### [Stated task]
Copy out the listing that follows exactly, dropping every picture.

### [Material provided]
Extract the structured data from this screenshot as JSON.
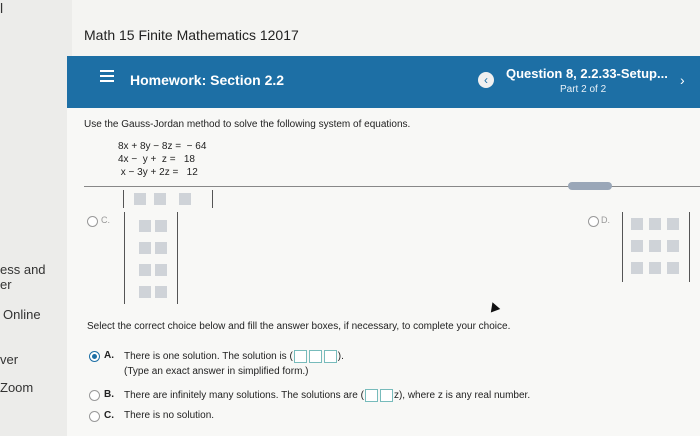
{
  "course": {
    "title": "Math 15 Finite Mathematics 12017"
  },
  "sidebar": {
    "items": [
      "ess and",
      "er",
      "Online",
      "ver",
      "Zoom"
    ]
  },
  "header": {
    "homework_label": "Homework: Section 2.2",
    "question_title": "Question 8, 2.2.33-Setup...",
    "part": "Part 2 of 2",
    "prev_symbol": "‹",
    "next_symbol": "›"
  },
  "problem": {
    "instruction": "Use the Gauss-Jordan method to solve the following system of equations.",
    "equations": [
      "8x + 8y − 8z =  − 64",
      "4x −  y +  z =   18",
      " x − 3y + 2z =   12"
    ],
    "more_label": "•••••"
  },
  "matrix_options": {
    "c_label": "C.",
    "d_label": "D."
  },
  "question": {
    "prompt": "Select the correct choice below and fill the answer boxes, if necessary, to complete your choice.",
    "choices": [
      {
        "letter": "A.",
        "text_before": "There is one solution. The solution is (",
        "text_after": ").",
        "note": "(Type an exact answer in simplified form.)"
      },
      {
        "letter": "B.",
        "text_before": "There are infinitely many solutions. The solutions are (",
        "text_after": "z), where z is any real number."
      },
      {
        "letter": "C.",
        "text": "There is no solution."
      }
    ]
  },
  "colors": {
    "accent": "#1d6fa5"
  }
}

### [Correct answer]
Extract the structured data from this screenshot as JSON.
{
  "course": {
    "title": "Math 15 Finite Mathematics 12017"
  },
  "sidebar": {
    "items": [
      "ess and",
      "er",
      "Online",
      "ver",
      "Zoom"
    ]
  },
  "header": {
    "homework_label": "Homework: Section 2.2",
    "question_title": "Question 8, 2.2.33-Setup...",
    "part": "Part 2 of 2",
    "prev_symbol": "‹",
    "next_symbol": "›"
  },
  "problem": {
    "instruction": "Use the Gauss-Jordan method to solve the following system of equations.",
    "equations": [
      "8x + 8y − 8z =  − 64",
      "4x −  y +  z =   18",
      " x − 3y + 2z =   12"
    ],
    "more_label": "•••••"
  },
  "matrix_options": {
    "c_label": "C.",
    "d_label": "D."
  },
  "question": {
    "prompt": "Select the correct choice below and fill the answer boxes, if necessary, to complete your choice.",
    "choices": [
      {
        "letter": "A.",
        "text_before": "There is one solution. The solution is (",
        "text_after": ").",
        "note": "(Type an exact answer in simplified form.)"
      },
      {
        "letter": "B.",
        "text_before": "There are infinitely many solutions. The solutions are (",
        "text_after": "z), where z is any real number."
      },
      {
        "letter": "C.",
        "text": "There is no solution."
      }
    ]
  },
  "colors": {
    "accent": "#1d6fa5"
  }
}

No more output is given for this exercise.